▸ Exercise
Repeat the whole listing exactly as written.

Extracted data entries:

--------------------------------

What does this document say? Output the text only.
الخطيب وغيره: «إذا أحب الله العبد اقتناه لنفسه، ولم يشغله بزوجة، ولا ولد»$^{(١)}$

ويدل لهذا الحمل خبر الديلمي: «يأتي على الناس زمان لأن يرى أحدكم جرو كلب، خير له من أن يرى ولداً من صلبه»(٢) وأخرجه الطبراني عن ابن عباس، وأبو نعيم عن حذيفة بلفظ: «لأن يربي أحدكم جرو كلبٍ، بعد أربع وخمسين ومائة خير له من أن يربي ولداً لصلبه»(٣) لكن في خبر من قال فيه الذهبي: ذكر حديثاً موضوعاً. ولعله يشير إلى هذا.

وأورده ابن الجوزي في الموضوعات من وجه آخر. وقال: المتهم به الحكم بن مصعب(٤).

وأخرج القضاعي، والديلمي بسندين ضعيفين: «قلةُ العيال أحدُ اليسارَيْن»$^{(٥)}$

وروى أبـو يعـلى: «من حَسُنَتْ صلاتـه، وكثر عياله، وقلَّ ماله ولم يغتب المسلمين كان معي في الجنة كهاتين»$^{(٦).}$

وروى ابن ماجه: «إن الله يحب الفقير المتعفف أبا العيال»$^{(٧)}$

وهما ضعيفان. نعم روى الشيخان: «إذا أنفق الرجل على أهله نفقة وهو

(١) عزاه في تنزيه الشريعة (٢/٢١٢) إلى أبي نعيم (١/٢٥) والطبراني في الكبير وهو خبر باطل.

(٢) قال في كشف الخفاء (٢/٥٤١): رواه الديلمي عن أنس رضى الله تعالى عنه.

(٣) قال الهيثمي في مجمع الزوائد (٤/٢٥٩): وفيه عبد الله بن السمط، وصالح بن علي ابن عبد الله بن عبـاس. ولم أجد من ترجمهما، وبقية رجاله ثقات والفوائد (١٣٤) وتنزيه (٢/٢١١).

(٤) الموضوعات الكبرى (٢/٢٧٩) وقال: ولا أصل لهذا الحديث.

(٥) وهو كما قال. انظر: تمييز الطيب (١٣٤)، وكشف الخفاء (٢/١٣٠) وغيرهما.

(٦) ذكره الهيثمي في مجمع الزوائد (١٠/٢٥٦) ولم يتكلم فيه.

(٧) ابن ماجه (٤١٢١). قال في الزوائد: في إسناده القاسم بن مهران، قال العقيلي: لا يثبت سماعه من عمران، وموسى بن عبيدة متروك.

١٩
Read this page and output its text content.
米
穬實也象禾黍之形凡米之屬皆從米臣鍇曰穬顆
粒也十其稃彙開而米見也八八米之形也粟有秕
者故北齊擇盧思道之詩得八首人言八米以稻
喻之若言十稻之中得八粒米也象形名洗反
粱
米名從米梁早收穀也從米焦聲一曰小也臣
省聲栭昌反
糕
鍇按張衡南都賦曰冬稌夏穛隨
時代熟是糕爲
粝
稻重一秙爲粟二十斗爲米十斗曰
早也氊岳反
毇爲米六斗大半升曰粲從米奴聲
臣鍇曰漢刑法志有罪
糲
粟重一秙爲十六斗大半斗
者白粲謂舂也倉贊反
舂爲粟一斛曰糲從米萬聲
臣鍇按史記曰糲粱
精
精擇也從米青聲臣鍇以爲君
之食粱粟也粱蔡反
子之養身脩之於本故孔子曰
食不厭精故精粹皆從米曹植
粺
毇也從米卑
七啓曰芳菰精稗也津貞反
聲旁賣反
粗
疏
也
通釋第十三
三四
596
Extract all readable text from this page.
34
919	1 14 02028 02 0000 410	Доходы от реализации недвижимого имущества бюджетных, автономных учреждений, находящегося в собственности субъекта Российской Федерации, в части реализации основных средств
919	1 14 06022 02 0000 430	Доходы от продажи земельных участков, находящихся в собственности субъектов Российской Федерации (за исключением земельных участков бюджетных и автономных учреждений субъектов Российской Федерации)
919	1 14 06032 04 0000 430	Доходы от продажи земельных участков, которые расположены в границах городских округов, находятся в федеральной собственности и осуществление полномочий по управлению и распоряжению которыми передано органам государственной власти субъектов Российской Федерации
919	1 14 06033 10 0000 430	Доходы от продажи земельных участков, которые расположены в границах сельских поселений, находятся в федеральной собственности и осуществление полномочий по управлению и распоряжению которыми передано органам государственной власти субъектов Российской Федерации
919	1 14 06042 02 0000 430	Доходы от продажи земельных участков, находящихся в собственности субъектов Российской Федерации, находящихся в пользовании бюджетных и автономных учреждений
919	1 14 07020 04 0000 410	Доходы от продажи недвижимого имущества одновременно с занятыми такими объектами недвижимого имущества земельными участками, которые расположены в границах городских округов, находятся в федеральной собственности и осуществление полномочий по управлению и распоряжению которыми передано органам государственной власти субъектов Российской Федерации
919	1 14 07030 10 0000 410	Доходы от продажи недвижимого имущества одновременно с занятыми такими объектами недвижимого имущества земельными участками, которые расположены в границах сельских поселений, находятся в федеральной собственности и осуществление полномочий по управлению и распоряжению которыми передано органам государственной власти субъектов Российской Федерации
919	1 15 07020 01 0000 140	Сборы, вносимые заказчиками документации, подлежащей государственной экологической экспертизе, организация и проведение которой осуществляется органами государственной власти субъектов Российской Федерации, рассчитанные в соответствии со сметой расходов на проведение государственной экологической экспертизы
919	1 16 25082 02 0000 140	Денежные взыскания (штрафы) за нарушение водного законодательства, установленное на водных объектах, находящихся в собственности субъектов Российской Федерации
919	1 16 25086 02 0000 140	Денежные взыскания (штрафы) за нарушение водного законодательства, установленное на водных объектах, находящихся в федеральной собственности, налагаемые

--------------------------------

▸ Reply to the task
What does this document say? Output the text only.
الخطيب وغيره: «إذا أحب الله العبد اقتناه لنفسه، ولم يشغله بزوجة، ولا ولد»$^{(١)}$

ويدل لهذا الحمل خبر الديلمي: «يأتي على الناس زمان لأن يرى أحدكم جرو كلب، خير له من أن يرى ولداً من صلبه»(٢) وأخرجه الطبراني عن ابن عباس، وأبو نعيم عن حذيفة بلفظ: «لأن يربي أحدكم جرو كلبٍ، بعد أربع وخمسين ومائة خير له من أن يربي ولداً لصلبه»(٣) لكن في خبر من قال فيه الذهبي: ذكر حديثاً موضوعاً. ولعله يشير إلى هذا.

وأورده ابن الجوزي في الموضوعات من وجه آخر. وقال: المتهم به الحكم بن مصعب(٤).

وأخرج القضاعي، والديلمي بسندين ضعيفين: «قلةُ العيال أحدُ اليسارَيْن»$^{(٥)}$

وروى أبـو يعـلى: «من حَسُنَتْ صلاتـه، وكثر عياله، وقلَّ ماله ولم يغتب المسلمين كان معي في الجنة كهاتين»$^{(٦).}$

وروى ابن ماجه: «إن الله يحب الفقير المتعفف أبا العيال»$^{(٧)}$

وهما ضعيفان. نعم روى الشيخان: «إذا أنفق الرجل على أهله نفقة وهو

(١) عزاه في تنزيه الشريعة (٢/٢١٢) إلى أبي نعيم (١/٢٥) والطبراني في الكبير وهو خبر باطل.

(٢) قال في كشف الخفاء (٢/٥٤١): رواه الديلمي عن أنس رضى الله تعالى عنه.

(٣) قال الهيثمي في مجمع الزوائد (٤/٢٥٩): وفيه عبد الله بن السمط، وصالح بن علي ابن عبد الله بن عبـاس. ولم أجد من ترجمهما، وبقية رجاله ثقات والفوائد (١٣٤) وتنزيه (٢/٢١١).

(٤) الموضوعات الكبرى (٢/٢٧٩) وقال: ولا أصل لهذا الحديث.

(٥) وهو كما قال. انظر: تمييز الطيب (١٣٤)، وكشف الخفاء (٢/١٣٠) وغيرهما.

(٦) ذكره الهيثمي في مجمع الزوائد (١٠/٢٥٦) ولم يتكلم فيه.

(٧) ابن ماجه (٤١٢١). قال في الزوائد: في إسناده القاسم بن مهران، قال العقيلي: لا يثبت سماعه من عمران، وموسى بن عبيدة متروك.

١٩
Read this page and output its text content.
米
穬實也象禾黍之形凡米之屬皆從米臣鍇曰穬顆
粒也十其稃彙開而米見也八八米之形也粟有秕
者故北齊擇盧思道之詩得八首人言八米以稻
喻之若言十稻之中得八粒米也象形名洗反
粱
米名從米梁早收穀也從米焦聲一曰小也臣
省聲栭昌反
糕
鍇按張衡南都賦曰冬稌夏穛隨
時代熟是糕爲
粝
稻重一秙爲粟二十斗爲米十斗曰
早也氊岳反
毇爲米六斗大半升曰粲從米奴聲
臣鍇曰漢刑法志有罪
糲
粟重一秙爲十六斗大半斗
者白粲謂舂也倉贊反
舂爲粟一斛曰糲從米萬聲
臣鍇按史記曰糲粱
精
精擇也從米青聲臣鍇以爲君
之食粱粟也粱蔡反
子之養身脩之於本故孔子曰
食不厭精故精粹皆從米曹植
粺
毇也從米卑
七啓曰芳菰精稗也津貞反
聲旁賣反
粗
疏
也
通釋第十三
三四
596
Extract all readable text from this page.
34
919	1 14 02028 02 0000 410	Доходы от реализации недвижимого имущества бюджетных, автономных учреждений, находящегося в собственности субъекта Российской Федерации, в части реализации основных средств
919	1 14 06022 02 0000 430	Доходы от продажи земельных участков, находящихся в собственности субъектов Российской Федерации (за исключением земельных участков бюджетных и автономных учреждений субъектов Российской Федерации)
919	1 14 06032 04 0000 430	Доходы от продажи земельных участков, которые расположены в границах городских округов, находятся в федеральной собственности и осуществление полномочий по управлению и распоряжению которыми передано органам государственной власти субъектов Российской Федерации
919	1 14 06033 10 0000 430	Доходы от продажи земельных участков, которые расположены в границах сельских поселений, находятся в федеральной собственности и осуществление полномочий по управлению и распоряжению которыми передано органам государственной власти субъектов Российской Федерации
919	1 14 06042 02 0000 430	Доходы от продажи земельных участков, находящихся в собственности субъектов Российской Федерации, находящихся в пользовании бюджетных и автономных учреждений
919	1 14 07020 04 0000 410	Доходы от продажи недвижимого имущества одновременно с занятыми такими объектами недвижимого имущества земельными участками, которые расположены в границах городских округов, находятся в федеральной собственности и осуществление полномочий по управлению и распоряжению которыми передано органам государственной власти субъектов Российской Федерации
919	1 14 07030 10 0000 410	Доходы от продажи недвижимого имущества одновременно с занятыми такими объектами недвижимого имущества земельными участками, которые расположены в границах сельских поселений, находятся в федеральной собственности и осуществление полномочий по управлению и распоряжению которыми передано органам государственной власти субъектов Российской Федерации
919	1 15 07020 01 0000 140	Сборы, вносимые заказчиками документации, подлежащей государственной экологической экспертизе, организация и проведение которой осуществляется органами государственной власти субъектов Российской Федерации, рассчитанные в соответствии со сметой расходов на проведение государственной экологической экспертизы
919	1 16 25082 02 0000 140	Денежные взыскания (штрафы) за нарушение водного законодательства, установленное на водных объектах, находящихся в собственности субъектов Российской Федерации
919	1 16 25086 02 0000 140	Денежные взыскания (штрафы) за нарушение водного законодательства, установленное на водных объектах, находящихся в федеральной собственности, налагаемые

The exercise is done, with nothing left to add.